WRITTEN INSTRUCTION:
Pull out every line in the items below that contains the word "Noviembre".

DATASET ENTRIES:
..............................
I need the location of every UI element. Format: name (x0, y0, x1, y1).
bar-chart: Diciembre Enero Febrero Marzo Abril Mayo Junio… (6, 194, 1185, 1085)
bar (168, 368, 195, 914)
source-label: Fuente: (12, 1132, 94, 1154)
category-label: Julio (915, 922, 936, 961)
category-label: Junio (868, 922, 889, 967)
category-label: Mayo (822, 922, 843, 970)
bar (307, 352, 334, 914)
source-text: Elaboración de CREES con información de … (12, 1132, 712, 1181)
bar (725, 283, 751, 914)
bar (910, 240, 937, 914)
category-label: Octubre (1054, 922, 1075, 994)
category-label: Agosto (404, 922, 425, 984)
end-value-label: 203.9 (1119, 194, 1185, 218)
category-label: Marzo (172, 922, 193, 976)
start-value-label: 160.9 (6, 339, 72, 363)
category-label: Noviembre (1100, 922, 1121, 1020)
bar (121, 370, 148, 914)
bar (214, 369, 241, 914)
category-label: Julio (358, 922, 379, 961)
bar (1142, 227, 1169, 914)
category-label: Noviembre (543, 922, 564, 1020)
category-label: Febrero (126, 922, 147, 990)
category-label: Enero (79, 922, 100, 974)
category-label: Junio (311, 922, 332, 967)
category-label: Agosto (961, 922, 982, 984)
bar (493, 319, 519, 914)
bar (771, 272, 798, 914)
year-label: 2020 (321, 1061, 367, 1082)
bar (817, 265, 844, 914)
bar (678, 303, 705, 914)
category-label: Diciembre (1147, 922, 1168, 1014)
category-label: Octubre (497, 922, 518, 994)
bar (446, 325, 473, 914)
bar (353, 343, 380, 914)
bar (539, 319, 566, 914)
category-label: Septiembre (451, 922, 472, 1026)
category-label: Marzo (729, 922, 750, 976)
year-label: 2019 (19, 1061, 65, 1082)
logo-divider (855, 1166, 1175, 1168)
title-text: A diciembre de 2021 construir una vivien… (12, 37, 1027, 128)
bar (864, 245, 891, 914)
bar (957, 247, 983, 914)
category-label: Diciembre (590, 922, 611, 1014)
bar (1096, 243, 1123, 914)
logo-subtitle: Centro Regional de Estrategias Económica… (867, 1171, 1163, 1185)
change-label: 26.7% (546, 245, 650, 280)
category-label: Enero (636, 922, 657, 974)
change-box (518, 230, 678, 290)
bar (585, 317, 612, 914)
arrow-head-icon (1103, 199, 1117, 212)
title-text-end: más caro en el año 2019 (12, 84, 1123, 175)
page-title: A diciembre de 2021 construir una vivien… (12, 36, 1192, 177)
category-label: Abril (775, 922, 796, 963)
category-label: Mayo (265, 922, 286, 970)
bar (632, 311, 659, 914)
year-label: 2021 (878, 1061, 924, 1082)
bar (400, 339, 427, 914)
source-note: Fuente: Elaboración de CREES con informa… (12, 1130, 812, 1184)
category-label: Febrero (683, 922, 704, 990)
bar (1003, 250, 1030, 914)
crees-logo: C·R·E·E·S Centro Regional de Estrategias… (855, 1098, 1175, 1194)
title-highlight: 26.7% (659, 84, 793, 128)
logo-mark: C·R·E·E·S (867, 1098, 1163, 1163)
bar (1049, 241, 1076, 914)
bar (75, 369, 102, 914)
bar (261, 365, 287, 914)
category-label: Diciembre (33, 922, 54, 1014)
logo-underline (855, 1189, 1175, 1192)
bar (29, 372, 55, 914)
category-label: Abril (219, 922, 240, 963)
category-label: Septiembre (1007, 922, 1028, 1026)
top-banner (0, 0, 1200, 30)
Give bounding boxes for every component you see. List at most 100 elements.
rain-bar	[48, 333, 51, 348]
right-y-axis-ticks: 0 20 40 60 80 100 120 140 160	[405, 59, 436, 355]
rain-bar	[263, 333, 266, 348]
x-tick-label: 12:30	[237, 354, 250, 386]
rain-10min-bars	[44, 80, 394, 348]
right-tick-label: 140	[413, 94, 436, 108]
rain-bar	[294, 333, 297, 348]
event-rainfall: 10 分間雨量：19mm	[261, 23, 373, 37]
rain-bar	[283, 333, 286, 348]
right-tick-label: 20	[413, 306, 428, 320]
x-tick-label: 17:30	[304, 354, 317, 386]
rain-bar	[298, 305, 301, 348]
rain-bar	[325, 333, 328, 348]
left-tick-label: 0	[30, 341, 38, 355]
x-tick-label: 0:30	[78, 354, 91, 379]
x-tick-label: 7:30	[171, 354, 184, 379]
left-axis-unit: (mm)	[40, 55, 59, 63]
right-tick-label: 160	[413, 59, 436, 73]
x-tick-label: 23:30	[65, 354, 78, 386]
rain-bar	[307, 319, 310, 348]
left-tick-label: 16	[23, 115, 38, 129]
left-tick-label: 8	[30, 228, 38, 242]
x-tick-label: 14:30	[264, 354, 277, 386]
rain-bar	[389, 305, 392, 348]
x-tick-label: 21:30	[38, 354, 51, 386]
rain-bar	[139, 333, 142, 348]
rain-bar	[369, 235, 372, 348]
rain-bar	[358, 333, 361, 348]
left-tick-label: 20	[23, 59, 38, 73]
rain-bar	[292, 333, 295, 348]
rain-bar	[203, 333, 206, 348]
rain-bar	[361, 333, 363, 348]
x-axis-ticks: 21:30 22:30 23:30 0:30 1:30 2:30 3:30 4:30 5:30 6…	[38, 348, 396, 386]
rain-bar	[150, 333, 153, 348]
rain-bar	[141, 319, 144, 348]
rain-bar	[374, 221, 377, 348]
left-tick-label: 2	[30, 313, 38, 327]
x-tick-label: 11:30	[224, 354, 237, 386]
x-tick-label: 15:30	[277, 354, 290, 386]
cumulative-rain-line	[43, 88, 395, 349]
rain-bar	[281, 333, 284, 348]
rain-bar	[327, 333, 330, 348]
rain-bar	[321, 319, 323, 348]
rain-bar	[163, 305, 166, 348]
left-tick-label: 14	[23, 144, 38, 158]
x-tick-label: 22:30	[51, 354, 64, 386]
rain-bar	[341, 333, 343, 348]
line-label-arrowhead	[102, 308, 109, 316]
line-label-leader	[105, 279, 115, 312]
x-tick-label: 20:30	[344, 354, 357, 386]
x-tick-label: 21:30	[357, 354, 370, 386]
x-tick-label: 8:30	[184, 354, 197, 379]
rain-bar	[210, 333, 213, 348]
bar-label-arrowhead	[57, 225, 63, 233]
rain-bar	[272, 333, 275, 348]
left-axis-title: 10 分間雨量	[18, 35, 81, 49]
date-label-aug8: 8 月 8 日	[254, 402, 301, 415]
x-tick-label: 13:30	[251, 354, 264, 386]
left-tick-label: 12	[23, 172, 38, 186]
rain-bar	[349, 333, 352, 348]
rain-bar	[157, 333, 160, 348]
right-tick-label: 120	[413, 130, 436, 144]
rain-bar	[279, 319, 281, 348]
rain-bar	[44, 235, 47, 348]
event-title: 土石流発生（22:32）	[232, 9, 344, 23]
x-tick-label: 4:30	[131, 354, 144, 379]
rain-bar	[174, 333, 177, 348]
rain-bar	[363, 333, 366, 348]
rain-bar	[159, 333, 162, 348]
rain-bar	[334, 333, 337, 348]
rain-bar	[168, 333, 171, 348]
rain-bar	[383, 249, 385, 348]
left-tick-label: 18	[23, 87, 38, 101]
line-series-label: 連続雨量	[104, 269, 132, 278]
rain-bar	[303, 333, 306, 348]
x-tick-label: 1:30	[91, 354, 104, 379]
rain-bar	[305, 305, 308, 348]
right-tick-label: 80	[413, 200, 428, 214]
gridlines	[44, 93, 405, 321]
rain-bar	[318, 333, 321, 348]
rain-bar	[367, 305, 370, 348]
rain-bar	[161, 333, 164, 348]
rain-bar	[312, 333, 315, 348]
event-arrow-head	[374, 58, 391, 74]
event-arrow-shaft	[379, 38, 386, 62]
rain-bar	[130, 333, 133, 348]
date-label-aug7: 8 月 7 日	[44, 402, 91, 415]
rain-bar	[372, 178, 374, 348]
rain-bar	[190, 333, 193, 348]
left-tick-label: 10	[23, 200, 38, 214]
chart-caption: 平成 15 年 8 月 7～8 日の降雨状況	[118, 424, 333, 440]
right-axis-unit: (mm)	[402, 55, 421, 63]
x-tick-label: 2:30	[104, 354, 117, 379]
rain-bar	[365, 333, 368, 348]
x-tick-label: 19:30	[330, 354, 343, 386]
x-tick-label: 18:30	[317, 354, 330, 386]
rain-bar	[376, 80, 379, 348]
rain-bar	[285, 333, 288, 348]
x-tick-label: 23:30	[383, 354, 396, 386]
..............................
SOLUTION TO THIS TASK:
category-label: Noviembre (1100, 922, 1121, 1020)
category-label: Noviembre (543, 922, 564, 1020)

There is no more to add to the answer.